WORK TO DO: Copy out, unchanged, the stretch of the entries from the very beginning through the line containing "filmstrip: 1 Bookkeeping", with that line included.

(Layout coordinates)
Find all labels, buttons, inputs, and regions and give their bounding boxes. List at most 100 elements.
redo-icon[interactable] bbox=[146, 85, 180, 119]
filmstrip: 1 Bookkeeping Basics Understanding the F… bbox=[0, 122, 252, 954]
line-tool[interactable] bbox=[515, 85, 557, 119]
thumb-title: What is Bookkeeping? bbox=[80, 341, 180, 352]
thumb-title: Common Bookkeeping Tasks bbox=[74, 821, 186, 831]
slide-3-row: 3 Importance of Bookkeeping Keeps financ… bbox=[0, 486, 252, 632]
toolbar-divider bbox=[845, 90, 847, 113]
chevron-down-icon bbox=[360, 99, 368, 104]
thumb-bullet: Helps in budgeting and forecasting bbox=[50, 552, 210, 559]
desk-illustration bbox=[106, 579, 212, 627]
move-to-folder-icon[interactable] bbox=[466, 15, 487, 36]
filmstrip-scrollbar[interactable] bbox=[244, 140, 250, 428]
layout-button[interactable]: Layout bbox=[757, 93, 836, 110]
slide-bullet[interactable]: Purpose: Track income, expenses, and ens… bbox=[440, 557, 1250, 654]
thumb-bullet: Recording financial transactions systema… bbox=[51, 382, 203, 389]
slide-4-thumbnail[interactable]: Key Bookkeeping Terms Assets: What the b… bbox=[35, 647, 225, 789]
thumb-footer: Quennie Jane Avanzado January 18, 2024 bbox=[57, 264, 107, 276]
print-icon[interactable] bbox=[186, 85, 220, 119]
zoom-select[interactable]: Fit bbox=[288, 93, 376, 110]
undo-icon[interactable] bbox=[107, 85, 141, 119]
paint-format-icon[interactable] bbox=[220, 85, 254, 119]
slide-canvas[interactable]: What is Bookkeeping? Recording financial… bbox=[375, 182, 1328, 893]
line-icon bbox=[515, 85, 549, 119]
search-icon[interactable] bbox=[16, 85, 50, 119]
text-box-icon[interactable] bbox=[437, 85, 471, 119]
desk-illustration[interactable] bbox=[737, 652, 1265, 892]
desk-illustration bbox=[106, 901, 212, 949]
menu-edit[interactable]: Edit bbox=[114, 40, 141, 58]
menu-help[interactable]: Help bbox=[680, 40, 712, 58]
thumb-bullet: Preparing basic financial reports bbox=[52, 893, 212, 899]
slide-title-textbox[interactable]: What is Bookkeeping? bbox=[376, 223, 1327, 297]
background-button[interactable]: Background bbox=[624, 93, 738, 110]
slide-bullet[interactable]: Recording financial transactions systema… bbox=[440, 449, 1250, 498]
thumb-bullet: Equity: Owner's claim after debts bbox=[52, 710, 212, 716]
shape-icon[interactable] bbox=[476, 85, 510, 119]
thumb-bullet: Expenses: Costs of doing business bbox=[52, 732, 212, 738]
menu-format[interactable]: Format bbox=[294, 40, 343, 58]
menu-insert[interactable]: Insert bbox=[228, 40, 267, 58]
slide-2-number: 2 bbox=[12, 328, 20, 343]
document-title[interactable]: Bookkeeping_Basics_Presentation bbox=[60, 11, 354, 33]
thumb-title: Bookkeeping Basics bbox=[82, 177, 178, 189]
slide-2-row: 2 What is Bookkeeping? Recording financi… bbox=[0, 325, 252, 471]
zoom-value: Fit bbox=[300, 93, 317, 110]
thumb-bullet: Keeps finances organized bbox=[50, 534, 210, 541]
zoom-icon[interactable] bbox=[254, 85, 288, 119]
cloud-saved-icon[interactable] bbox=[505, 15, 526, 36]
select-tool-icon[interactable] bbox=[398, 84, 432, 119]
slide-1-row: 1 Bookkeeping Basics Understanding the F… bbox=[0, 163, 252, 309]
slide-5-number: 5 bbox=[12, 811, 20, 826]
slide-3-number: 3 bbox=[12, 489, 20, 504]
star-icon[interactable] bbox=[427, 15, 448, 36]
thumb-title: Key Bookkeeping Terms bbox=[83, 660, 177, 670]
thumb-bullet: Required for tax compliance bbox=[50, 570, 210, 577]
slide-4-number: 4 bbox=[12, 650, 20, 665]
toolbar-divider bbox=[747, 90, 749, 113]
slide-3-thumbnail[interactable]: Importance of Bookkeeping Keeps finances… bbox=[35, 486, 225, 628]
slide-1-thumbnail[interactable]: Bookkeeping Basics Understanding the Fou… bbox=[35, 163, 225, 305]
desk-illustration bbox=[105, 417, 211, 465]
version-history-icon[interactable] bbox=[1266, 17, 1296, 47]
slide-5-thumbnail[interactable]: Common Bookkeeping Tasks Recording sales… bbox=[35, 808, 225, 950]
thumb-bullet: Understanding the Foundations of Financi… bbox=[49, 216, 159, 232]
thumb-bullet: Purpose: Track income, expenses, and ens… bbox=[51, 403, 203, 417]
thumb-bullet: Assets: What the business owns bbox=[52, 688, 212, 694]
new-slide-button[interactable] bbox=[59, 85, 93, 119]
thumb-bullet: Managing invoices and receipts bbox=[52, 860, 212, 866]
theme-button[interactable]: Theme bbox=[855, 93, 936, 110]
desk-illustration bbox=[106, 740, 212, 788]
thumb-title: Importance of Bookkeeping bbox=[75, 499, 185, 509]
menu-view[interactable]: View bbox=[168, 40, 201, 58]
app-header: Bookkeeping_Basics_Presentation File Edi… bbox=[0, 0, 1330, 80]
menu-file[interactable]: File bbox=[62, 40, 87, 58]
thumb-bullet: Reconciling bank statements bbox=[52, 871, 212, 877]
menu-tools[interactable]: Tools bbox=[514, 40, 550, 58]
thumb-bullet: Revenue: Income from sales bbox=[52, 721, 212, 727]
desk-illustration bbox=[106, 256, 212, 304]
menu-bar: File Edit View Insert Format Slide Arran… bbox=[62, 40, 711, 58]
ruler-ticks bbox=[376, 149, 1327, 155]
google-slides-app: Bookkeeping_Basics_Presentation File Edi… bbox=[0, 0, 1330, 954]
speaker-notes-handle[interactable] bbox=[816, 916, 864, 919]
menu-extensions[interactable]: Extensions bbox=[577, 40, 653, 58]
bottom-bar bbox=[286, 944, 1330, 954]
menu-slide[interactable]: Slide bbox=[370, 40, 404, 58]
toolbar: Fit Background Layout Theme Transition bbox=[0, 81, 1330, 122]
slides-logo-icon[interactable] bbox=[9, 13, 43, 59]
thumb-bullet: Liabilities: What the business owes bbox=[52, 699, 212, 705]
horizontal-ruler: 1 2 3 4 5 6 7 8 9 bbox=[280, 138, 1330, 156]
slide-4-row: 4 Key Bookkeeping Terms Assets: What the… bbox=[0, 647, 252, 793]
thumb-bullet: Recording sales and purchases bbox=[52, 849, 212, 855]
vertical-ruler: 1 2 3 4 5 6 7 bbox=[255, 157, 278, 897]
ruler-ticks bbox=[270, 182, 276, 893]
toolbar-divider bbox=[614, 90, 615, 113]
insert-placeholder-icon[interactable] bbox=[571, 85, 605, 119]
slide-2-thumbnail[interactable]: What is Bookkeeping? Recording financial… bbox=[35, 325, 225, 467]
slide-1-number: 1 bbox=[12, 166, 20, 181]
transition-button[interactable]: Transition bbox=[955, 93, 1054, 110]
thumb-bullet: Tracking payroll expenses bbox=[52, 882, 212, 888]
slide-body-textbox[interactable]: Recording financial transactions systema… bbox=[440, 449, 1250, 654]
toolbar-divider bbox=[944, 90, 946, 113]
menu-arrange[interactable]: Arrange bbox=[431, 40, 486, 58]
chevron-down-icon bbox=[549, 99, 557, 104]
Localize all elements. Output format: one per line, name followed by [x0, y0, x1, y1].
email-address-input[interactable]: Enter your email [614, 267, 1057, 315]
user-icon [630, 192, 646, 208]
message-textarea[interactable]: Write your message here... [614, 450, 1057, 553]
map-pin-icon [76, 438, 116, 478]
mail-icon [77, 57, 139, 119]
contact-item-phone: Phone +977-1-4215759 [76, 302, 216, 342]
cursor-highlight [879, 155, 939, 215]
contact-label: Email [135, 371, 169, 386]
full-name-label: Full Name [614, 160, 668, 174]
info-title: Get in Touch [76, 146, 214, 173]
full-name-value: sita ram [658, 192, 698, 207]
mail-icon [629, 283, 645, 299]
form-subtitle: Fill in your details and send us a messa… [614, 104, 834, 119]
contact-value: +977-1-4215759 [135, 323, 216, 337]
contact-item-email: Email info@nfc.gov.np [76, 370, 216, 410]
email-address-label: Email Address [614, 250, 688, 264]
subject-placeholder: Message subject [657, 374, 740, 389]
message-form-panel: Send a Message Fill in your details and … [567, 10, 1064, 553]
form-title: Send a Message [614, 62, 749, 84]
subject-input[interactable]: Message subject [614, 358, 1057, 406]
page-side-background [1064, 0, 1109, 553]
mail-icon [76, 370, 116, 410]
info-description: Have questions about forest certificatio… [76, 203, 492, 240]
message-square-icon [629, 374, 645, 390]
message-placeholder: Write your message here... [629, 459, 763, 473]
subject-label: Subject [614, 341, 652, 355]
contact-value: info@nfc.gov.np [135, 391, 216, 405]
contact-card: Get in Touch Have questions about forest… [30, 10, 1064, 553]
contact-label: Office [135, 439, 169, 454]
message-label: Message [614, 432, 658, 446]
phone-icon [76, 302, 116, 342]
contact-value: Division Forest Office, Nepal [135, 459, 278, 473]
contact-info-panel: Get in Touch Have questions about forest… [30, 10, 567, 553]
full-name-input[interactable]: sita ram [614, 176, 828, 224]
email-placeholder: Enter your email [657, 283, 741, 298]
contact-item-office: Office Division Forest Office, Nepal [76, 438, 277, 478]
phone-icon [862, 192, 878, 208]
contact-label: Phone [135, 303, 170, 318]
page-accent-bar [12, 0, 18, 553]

IN RESPONSE:
Find all labels, buttons, inputs, and regions and give their bounding boxes. List at most 100 elements.
redo-icon[interactable] bbox=[146, 85, 180, 119]
filmstrip: 1 Bookkeeping Basics Understanding the F… bbox=[0, 122, 252, 954]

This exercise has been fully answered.